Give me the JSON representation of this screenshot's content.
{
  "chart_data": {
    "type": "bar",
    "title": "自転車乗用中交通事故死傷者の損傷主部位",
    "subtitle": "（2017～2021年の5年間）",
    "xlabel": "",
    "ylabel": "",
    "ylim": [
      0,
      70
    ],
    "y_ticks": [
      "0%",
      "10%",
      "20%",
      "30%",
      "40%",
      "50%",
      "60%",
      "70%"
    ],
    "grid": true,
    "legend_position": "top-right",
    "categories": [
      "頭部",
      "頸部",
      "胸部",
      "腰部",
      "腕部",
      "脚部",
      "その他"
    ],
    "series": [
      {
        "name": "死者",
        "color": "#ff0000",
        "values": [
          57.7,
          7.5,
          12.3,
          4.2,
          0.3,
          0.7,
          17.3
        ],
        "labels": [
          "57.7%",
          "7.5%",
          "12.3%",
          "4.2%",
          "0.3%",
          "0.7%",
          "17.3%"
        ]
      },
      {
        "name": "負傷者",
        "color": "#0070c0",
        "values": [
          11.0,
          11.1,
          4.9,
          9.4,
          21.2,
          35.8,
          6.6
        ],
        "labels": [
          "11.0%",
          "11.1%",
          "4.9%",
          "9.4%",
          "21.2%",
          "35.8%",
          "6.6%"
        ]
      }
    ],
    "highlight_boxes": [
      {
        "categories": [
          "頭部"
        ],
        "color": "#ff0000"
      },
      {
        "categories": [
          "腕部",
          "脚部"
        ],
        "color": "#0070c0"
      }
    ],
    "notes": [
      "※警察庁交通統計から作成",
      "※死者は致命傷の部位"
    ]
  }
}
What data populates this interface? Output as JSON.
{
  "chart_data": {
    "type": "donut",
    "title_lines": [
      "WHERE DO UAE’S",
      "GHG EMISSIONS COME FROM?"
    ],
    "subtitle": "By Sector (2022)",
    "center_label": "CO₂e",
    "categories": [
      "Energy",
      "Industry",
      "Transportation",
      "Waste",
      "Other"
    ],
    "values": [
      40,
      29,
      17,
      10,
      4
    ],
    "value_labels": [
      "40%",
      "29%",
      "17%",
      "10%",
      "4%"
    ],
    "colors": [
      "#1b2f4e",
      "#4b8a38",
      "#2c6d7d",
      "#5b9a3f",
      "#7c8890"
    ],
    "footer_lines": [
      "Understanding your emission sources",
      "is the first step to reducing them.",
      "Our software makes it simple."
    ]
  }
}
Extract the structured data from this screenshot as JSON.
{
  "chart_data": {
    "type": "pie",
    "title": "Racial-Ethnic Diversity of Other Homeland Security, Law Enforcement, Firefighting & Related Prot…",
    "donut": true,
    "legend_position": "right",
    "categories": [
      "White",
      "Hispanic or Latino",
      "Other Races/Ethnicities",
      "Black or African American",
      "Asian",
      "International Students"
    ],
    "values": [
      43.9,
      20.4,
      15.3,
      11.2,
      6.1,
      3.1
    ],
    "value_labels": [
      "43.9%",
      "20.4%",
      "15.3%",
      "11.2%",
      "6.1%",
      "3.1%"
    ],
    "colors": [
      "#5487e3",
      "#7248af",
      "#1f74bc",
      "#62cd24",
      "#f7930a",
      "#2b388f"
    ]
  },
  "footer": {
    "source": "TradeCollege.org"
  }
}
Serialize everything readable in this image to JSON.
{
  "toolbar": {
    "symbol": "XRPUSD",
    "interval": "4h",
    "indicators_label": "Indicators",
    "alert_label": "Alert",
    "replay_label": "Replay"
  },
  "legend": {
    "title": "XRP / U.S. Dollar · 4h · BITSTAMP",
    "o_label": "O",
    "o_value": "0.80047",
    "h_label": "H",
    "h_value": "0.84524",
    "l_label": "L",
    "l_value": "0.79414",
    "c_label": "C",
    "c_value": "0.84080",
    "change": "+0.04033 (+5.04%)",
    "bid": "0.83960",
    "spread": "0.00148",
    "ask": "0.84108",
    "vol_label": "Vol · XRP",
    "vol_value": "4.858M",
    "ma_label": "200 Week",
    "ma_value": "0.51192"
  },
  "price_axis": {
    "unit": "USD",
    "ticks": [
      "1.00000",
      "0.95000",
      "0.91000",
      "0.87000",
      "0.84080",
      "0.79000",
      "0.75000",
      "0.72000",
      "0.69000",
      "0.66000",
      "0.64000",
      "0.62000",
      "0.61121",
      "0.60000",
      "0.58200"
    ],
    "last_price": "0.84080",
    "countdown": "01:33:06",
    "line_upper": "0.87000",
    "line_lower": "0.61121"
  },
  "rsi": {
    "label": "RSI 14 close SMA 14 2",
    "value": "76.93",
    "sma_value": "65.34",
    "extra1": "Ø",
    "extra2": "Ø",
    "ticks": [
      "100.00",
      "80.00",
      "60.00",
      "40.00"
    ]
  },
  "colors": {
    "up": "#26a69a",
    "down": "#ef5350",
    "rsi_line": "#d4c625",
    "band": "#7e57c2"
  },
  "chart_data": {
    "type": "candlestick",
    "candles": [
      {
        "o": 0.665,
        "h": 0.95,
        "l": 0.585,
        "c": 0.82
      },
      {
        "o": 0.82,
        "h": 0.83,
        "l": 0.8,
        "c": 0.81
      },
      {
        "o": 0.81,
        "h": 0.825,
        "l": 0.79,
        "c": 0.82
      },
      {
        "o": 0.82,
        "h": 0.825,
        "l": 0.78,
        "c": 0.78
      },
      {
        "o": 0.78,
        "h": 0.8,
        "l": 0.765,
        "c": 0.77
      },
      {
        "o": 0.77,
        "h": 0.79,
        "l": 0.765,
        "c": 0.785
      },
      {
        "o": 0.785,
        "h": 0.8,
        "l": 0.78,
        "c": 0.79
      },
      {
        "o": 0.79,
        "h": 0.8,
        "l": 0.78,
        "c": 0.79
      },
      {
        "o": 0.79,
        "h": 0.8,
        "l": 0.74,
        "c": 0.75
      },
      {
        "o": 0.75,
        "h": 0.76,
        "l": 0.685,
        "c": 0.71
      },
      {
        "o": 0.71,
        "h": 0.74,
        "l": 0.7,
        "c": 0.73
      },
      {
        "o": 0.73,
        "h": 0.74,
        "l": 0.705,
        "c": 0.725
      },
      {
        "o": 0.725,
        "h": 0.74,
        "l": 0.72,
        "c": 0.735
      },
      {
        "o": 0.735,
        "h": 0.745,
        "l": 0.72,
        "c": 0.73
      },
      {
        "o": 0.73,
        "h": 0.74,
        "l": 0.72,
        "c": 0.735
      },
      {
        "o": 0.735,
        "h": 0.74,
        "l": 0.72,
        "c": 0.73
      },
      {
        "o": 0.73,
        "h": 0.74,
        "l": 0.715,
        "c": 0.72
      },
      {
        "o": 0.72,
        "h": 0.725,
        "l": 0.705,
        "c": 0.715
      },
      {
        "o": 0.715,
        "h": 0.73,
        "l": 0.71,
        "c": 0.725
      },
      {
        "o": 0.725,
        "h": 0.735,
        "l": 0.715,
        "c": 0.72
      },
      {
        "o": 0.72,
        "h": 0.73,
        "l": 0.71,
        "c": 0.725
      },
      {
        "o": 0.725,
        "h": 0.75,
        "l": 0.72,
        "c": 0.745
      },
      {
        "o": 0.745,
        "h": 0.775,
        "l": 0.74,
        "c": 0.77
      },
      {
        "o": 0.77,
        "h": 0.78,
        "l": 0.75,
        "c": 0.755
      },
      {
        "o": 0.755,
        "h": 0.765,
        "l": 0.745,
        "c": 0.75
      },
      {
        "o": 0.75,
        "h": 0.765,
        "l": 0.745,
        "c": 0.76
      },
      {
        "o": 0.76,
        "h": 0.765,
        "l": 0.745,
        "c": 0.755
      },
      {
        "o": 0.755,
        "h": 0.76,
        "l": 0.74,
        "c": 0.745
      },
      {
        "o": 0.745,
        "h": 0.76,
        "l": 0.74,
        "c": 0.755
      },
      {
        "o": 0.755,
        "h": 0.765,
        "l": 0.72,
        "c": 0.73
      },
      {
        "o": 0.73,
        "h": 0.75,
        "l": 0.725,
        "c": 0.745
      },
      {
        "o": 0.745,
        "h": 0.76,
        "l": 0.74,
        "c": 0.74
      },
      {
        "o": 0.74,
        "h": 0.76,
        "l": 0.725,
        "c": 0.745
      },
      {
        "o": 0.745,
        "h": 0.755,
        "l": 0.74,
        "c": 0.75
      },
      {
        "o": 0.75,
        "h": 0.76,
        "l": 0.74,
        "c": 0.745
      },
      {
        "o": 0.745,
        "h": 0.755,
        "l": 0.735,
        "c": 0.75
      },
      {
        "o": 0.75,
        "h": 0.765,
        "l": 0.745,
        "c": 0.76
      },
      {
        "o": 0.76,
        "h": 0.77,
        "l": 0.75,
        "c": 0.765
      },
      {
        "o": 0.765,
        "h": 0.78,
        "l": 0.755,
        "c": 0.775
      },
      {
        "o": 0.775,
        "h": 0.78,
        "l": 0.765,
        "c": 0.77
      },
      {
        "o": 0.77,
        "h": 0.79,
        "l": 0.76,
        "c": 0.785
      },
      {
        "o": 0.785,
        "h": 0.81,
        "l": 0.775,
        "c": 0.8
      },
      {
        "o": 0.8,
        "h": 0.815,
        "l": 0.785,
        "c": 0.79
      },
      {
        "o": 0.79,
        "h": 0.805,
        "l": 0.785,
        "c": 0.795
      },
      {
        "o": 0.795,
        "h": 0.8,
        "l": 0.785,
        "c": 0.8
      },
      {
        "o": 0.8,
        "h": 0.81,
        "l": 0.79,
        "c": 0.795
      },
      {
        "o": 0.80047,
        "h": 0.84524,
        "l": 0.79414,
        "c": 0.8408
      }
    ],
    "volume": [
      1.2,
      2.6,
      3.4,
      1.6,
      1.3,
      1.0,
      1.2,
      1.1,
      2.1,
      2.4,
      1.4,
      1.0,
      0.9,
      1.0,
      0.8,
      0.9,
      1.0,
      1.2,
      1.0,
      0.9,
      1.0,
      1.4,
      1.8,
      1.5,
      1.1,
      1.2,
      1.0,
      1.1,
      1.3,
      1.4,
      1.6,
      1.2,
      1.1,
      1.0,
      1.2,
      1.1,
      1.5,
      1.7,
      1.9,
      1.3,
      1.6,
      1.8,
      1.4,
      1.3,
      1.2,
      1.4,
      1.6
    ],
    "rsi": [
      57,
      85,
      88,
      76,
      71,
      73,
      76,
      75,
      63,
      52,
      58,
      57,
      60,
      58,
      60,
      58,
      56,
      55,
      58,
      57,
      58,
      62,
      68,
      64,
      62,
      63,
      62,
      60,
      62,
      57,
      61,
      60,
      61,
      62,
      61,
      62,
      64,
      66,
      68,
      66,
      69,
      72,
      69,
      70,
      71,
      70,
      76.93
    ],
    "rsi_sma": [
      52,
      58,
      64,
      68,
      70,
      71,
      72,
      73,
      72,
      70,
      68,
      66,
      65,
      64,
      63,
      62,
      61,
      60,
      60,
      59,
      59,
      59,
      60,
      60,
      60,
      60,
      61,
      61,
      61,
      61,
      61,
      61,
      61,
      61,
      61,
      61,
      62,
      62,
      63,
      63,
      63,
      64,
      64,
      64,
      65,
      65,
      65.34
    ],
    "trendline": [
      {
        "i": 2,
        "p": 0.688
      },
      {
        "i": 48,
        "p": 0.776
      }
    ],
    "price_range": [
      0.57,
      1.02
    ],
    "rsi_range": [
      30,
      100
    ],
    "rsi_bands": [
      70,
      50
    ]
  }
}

════════════════

§ WHAT YOU ARE ASKED TO DO: Lines containing the word "Other" must all be returned from the material above.

§ EXPECTED ANSWER:
      "Other"
    "title": "Racial-Ethnic Diversity of Other Homeland Security, Law Enforcement, Firefighting & Related Prot…",
      "Other Races/Ethnicities",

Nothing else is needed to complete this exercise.